*Work to be completed*
Exactly repeat all the records below, omitting the images they hold.

*Data listing*
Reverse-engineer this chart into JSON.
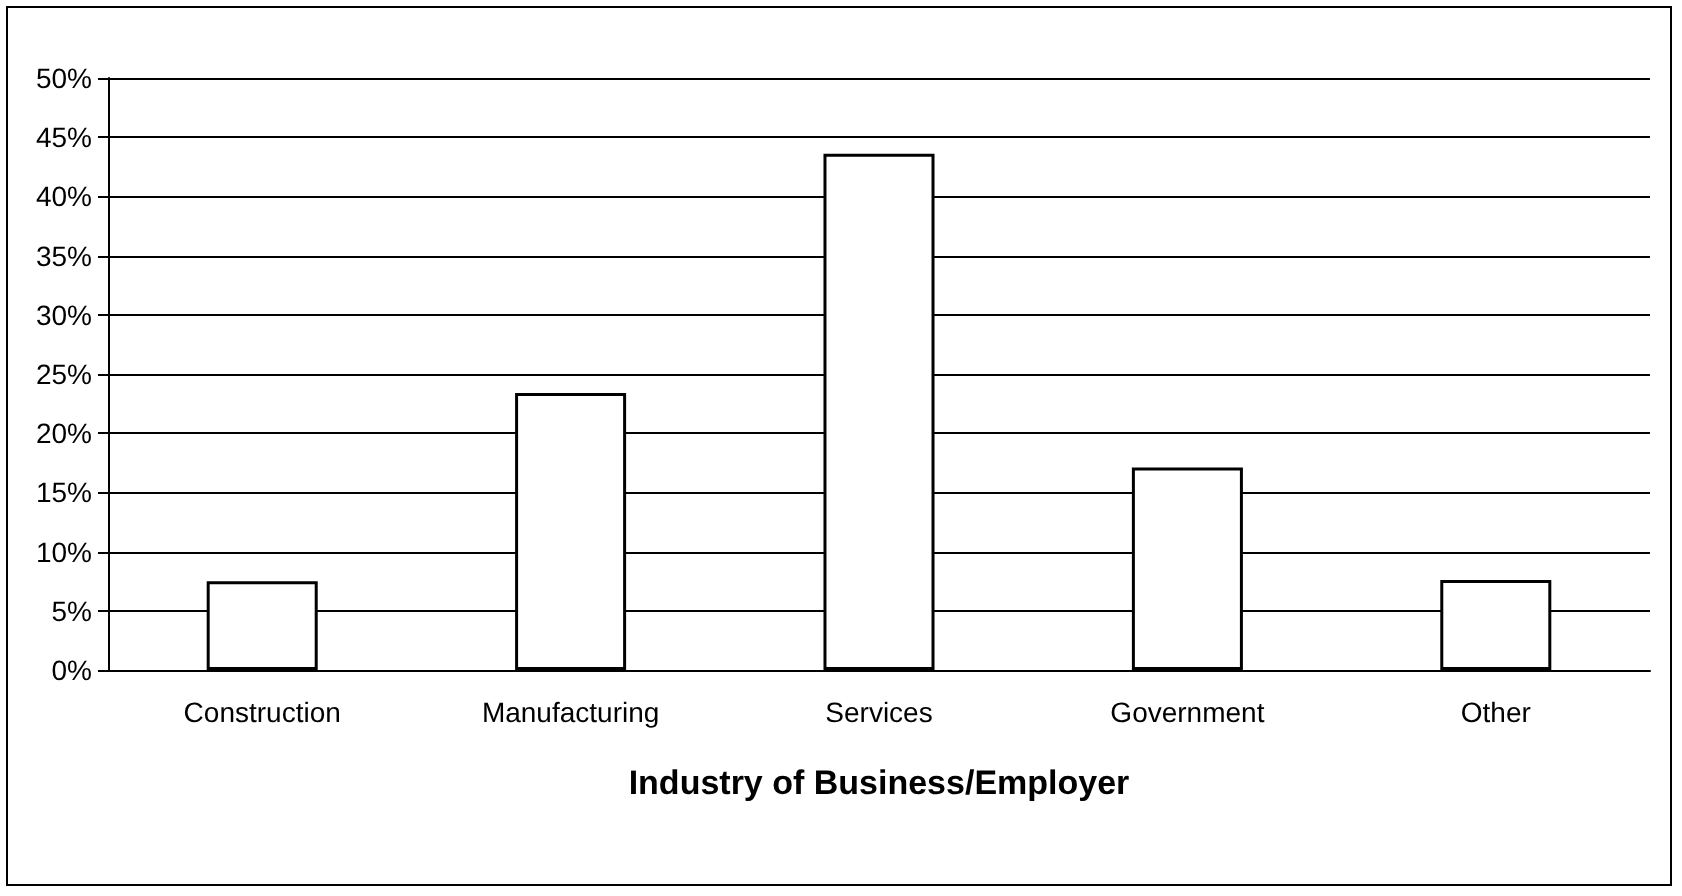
{
  "chart_data": {
    "type": "bar",
    "xlabel": "Industry of Business/Employer",
    "categories": [
      "Construction",
      "Manufacturing",
      "Services",
      "Government",
      "Other"
    ],
    "values": [
      7.5,
      23.4,
      43.6,
      17.1,
      7.6
    ],
    "color": "#ffffff",
    "ylim": [
      0,
      50
    ],
    "yticks": [
      {
        "value": 0,
        "label": "0%"
      },
      {
        "value": 5,
        "label": "5%"
      },
      {
        "value": 10,
        "label": "10%"
      },
      {
        "value": 15,
        "label": "15%"
      },
      {
        "value": 20,
        "label": "20%"
      },
      {
        "value": 25,
        "label": "25%"
      },
      {
        "value": 30,
        "label": "30%"
      },
      {
        "value": 35,
        "label": "35%"
      },
      {
        "value": 40,
        "label": "40%"
      },
      {
        "value": 45,
        "label": "45%"
      },
      {
        "value": 50,
        "label": "50%"
      }
    ],
    "grid": "y"
  }
}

*Answer in full*
Reverse-engineer this chart into JSON.
{
  "chart_data": {
    "type": "bar",
    "xlabel": "Industry of Business/Employer",
    "categories": [
      "Construction",
      "Manufacturing",
      "Services",
      "Government",
      "Other"
    ],
    "values": [
      7.5,
      23.4,
      43.6,
      17.1,
      7.6
    ],
    "color": "#ffffff",
    "ylim": [
      0,
      50
    ],
    "yticks": [
      {
        "value": 0,
        "label": "0%"
      },
      {
        "value": 5,
        "label": "5%"
      },
      {
        "value": 10,
        "label": "10%"
      },
      {
        "value": 15,
        "label": "15%"
      },
      {
        "value": 20,
        "label": "20%"
      },
      {
        "value": 25,
        "label": "25%"
      },
      {
        "value": 30,
        "label": "30%"
      },
      {
        "value": 35,
        "label": "35%"
      },
      {
        "value": 40,
        "label": "40%"
      },
      {
        "value": 45,
        "label": "45%"
      },
      {
        "value": 50,
        "label": "50%"
      }
    ],
    "grid": "y"
  }
}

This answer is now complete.